> _MATERIAL FOR THE TASK_:

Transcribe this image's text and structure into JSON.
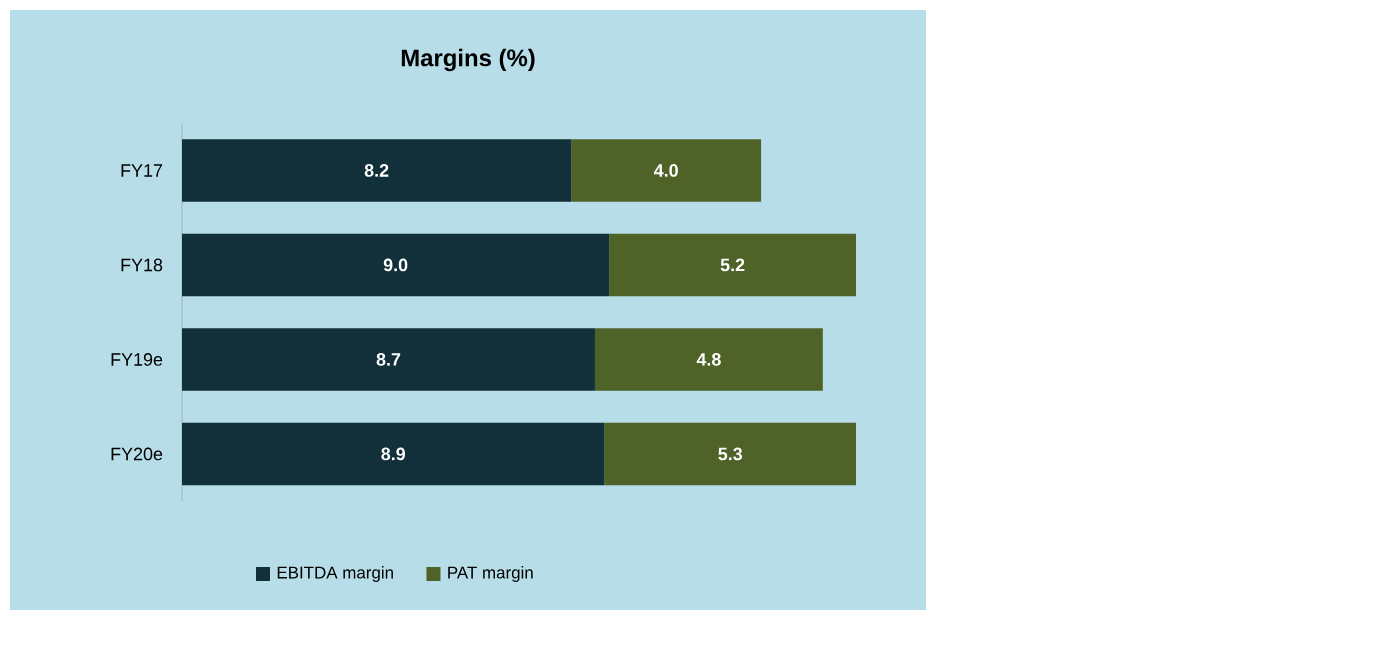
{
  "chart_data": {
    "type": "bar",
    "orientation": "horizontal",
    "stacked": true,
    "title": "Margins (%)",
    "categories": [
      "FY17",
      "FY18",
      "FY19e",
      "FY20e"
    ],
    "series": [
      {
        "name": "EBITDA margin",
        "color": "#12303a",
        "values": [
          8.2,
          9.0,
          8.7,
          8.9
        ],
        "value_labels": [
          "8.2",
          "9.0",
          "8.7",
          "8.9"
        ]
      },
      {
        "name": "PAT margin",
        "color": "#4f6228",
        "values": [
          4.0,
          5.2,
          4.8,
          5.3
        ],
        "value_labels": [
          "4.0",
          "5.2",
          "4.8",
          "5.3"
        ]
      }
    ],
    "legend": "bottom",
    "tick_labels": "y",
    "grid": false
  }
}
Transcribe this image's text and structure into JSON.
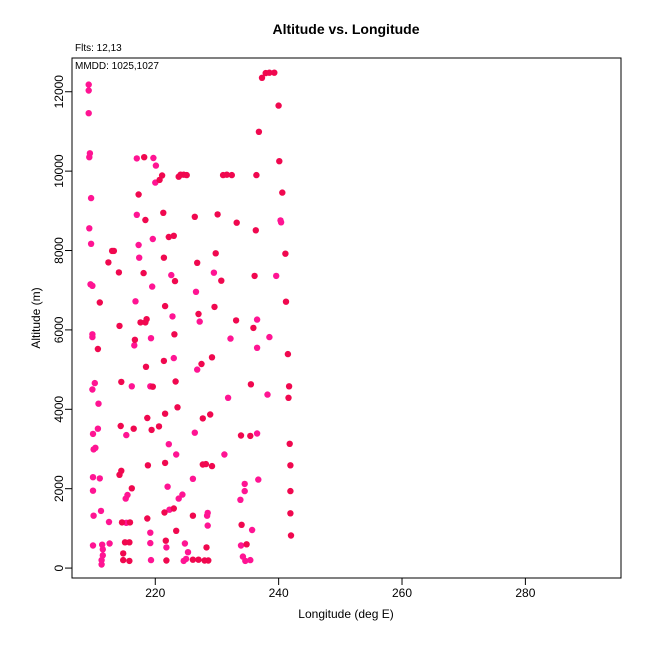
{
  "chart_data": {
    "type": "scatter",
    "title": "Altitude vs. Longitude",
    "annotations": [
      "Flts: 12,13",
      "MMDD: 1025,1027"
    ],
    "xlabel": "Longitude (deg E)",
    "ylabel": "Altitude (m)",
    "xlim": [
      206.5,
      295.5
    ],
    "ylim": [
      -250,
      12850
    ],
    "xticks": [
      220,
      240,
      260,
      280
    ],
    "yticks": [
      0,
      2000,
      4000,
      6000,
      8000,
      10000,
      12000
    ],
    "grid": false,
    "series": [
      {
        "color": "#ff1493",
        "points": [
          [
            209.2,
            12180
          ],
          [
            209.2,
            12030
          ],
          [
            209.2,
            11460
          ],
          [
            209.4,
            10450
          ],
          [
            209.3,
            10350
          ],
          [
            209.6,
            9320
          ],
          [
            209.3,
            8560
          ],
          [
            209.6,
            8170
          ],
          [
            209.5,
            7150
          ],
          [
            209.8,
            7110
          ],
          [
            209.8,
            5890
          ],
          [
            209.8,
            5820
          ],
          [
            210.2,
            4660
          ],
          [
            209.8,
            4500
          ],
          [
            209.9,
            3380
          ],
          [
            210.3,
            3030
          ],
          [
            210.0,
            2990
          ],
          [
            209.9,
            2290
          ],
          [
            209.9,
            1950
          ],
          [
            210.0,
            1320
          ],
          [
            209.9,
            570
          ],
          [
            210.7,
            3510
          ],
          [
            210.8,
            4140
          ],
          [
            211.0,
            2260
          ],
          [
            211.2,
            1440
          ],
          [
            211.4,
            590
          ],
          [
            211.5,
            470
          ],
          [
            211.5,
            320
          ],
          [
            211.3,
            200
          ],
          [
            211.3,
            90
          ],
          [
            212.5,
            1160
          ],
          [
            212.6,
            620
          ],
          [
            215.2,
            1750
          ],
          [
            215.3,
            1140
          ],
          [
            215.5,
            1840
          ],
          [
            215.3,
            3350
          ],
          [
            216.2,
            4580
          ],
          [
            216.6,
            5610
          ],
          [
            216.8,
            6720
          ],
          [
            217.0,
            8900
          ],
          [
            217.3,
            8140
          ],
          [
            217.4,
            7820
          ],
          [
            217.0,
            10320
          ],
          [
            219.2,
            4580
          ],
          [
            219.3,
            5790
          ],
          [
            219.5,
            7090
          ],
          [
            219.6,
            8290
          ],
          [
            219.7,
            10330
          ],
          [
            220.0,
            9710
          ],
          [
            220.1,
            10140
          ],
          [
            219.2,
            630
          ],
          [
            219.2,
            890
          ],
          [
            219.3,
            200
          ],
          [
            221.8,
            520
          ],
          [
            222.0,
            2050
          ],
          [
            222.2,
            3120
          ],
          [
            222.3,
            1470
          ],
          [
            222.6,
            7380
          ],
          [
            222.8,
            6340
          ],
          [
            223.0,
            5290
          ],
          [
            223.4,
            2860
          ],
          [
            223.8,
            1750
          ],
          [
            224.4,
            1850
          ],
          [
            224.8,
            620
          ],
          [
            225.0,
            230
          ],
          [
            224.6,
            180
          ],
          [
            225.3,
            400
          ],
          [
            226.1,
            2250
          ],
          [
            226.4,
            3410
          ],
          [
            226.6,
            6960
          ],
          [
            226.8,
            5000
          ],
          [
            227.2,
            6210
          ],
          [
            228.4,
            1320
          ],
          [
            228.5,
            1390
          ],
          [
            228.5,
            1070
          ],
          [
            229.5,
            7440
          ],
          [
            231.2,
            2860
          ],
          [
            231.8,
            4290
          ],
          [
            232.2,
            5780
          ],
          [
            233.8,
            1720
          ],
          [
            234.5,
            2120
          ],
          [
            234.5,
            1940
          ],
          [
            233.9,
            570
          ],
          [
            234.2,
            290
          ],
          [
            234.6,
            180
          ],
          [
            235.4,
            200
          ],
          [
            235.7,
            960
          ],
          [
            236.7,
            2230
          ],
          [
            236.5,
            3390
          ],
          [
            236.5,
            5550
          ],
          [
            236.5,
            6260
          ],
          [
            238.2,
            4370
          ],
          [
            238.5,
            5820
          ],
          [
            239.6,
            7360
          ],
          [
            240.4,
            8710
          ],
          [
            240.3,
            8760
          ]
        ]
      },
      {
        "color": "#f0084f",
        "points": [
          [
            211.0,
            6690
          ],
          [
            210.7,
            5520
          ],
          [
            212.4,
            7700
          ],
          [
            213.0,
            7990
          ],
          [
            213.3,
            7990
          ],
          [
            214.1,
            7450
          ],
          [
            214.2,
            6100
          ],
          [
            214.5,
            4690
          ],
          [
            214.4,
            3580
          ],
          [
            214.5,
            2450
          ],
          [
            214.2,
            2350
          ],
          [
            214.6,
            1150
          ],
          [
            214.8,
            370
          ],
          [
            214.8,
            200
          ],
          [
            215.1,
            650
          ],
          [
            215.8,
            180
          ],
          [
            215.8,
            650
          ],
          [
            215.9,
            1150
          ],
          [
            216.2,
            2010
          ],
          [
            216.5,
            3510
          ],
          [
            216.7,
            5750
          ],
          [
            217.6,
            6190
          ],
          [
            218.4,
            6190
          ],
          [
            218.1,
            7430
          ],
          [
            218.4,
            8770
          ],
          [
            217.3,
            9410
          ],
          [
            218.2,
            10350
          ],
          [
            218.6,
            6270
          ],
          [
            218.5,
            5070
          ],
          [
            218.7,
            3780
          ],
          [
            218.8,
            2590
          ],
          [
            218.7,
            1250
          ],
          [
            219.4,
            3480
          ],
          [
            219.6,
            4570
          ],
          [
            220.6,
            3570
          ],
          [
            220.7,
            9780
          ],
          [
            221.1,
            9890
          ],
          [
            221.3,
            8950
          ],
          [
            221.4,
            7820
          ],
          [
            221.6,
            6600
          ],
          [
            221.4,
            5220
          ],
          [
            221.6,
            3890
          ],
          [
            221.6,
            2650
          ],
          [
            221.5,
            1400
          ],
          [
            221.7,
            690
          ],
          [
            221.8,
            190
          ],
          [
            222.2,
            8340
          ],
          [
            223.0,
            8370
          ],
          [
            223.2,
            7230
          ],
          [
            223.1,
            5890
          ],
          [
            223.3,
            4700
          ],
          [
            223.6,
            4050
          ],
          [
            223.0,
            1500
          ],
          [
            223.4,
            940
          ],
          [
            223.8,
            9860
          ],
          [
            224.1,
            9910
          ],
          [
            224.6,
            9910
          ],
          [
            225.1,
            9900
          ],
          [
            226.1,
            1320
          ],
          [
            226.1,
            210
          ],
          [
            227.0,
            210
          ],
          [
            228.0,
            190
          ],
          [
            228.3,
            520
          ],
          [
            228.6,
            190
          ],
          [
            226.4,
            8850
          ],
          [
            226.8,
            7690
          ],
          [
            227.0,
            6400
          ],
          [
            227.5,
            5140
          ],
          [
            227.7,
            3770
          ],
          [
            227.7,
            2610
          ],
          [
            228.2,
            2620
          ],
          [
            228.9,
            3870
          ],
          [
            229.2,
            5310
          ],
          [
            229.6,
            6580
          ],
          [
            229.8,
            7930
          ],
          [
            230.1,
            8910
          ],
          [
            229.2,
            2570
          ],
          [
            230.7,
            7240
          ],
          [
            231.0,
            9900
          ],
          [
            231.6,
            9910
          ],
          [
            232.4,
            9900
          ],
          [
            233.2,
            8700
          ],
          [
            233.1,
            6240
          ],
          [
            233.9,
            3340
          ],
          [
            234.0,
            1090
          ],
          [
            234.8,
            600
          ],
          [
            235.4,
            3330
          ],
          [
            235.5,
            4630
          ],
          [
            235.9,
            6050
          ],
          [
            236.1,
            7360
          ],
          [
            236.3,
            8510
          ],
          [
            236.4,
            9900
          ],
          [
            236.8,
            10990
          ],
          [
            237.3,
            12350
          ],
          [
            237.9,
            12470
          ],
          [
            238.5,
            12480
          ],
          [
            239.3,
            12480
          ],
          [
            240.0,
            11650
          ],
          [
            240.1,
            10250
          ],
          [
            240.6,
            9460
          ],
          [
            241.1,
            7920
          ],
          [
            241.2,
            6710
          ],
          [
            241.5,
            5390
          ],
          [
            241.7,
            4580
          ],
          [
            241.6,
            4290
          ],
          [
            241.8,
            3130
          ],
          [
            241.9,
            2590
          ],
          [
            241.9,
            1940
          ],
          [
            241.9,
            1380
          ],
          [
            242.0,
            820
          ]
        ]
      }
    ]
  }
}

--

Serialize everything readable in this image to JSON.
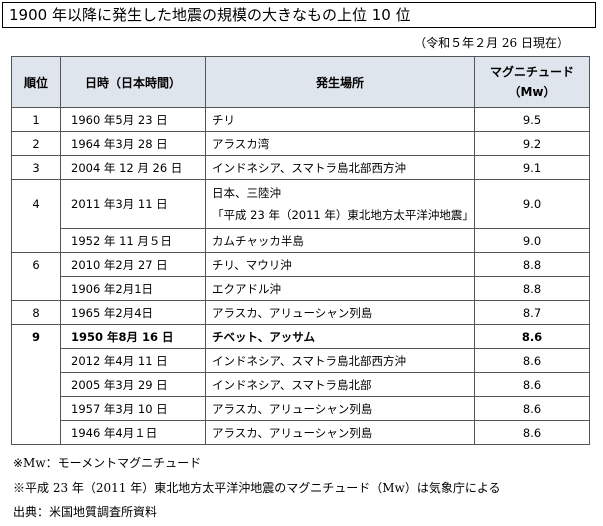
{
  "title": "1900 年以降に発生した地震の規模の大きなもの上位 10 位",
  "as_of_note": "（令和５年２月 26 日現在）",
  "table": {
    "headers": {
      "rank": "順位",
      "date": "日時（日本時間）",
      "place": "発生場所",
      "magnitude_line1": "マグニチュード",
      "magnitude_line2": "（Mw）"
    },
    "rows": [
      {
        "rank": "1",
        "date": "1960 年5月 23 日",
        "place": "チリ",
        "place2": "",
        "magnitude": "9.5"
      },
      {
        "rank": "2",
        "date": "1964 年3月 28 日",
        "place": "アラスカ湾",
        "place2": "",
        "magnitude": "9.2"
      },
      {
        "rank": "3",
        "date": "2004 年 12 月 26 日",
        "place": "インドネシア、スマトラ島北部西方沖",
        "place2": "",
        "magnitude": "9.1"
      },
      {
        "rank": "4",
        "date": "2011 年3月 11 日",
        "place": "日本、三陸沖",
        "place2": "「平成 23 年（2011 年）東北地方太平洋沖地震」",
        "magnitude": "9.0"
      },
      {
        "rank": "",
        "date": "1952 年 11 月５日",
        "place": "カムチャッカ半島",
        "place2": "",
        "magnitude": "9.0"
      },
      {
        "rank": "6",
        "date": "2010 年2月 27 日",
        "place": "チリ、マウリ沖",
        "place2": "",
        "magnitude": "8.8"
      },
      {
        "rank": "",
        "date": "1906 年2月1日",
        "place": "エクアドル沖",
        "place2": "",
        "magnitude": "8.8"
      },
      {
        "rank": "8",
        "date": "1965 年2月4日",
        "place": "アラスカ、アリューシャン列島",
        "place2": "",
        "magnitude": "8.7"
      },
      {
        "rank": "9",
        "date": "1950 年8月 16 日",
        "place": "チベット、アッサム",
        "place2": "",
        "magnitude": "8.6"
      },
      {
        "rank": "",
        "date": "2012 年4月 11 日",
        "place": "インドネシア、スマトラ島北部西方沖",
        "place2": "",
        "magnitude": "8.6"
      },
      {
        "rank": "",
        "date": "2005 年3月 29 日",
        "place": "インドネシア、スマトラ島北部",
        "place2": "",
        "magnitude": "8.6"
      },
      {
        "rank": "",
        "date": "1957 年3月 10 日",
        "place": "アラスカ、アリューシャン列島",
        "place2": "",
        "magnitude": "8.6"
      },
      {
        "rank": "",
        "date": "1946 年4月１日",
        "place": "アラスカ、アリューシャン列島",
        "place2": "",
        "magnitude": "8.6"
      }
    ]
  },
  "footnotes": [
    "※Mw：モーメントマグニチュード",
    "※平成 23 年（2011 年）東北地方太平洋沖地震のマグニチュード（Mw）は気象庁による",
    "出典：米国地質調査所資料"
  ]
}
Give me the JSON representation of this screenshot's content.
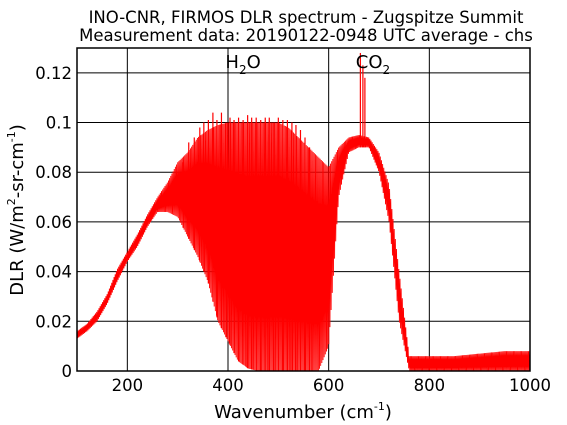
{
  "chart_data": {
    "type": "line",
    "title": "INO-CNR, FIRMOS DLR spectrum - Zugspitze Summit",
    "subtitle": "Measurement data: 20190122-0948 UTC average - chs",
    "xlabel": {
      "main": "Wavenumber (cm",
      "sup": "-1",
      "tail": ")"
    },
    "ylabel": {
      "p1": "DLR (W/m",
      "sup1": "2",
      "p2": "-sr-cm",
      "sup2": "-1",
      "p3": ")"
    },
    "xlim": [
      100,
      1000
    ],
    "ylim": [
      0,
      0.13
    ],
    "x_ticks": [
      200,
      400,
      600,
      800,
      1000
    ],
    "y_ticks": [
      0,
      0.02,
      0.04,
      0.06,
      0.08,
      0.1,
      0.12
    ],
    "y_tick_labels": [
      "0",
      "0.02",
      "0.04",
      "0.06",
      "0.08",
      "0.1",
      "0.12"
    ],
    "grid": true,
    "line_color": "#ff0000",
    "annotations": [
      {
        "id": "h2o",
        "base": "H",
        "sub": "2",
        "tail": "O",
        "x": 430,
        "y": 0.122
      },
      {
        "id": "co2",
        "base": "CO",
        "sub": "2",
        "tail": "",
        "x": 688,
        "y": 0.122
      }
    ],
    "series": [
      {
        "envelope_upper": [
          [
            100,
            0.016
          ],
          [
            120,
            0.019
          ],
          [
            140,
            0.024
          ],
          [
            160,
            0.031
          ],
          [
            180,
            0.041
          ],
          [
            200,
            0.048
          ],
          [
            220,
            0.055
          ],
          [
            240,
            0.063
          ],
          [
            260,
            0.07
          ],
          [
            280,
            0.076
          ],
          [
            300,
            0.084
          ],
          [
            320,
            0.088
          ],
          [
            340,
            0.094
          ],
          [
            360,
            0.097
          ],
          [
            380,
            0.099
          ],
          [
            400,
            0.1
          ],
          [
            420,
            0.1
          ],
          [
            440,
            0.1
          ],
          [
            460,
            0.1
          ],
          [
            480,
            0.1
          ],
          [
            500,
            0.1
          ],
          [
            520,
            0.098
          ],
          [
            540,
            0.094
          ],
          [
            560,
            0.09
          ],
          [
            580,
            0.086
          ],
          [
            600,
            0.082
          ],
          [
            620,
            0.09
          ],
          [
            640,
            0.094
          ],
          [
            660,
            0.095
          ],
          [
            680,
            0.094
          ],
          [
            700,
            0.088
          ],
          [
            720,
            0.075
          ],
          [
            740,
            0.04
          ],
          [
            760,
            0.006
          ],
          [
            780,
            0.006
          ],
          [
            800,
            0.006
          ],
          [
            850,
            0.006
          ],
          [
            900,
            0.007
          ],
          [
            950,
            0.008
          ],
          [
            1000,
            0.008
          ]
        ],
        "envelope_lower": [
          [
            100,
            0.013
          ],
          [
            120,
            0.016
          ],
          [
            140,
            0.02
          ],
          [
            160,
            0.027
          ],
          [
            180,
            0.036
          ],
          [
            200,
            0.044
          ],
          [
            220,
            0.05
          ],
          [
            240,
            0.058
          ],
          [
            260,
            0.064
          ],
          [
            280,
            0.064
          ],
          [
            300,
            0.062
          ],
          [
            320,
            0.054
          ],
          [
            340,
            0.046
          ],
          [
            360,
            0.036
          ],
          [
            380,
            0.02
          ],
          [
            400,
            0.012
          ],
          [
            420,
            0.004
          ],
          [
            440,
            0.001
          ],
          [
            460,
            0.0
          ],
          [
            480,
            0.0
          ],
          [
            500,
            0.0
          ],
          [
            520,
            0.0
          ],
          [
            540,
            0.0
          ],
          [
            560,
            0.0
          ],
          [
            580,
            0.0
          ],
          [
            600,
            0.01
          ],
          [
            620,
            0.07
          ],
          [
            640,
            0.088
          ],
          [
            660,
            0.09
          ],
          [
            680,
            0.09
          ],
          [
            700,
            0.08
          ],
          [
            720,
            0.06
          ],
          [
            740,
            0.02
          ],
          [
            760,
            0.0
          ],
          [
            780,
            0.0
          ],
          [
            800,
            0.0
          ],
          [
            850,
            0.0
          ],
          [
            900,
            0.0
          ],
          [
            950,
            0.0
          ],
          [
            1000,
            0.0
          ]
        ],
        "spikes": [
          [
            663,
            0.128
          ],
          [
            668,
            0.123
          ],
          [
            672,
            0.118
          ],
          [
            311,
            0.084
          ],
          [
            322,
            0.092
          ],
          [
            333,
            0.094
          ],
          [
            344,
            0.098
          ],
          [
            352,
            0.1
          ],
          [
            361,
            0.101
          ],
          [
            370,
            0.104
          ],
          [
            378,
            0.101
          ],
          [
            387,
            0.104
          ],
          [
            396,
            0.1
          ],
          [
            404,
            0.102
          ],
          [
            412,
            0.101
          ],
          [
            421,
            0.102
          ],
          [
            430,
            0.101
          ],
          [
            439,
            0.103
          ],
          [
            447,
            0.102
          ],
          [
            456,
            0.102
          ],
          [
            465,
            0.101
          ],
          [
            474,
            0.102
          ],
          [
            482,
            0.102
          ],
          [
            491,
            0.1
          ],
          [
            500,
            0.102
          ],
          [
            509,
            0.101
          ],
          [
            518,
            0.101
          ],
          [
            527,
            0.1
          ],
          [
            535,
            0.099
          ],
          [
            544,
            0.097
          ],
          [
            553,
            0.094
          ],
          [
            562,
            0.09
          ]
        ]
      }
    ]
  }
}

> _TASK TO CARRY OUT_:
In the records above, find each line that holds the word "this"; copy all such lines.

> _ANSWER TO THE EXERCISE_:
Transcribe this image's text and structure into JSON.
Transcribe this image's text and structure into JSON.
Serialize everything readable in this image to JSON.
Give me the JSON representation of this screenshot's content.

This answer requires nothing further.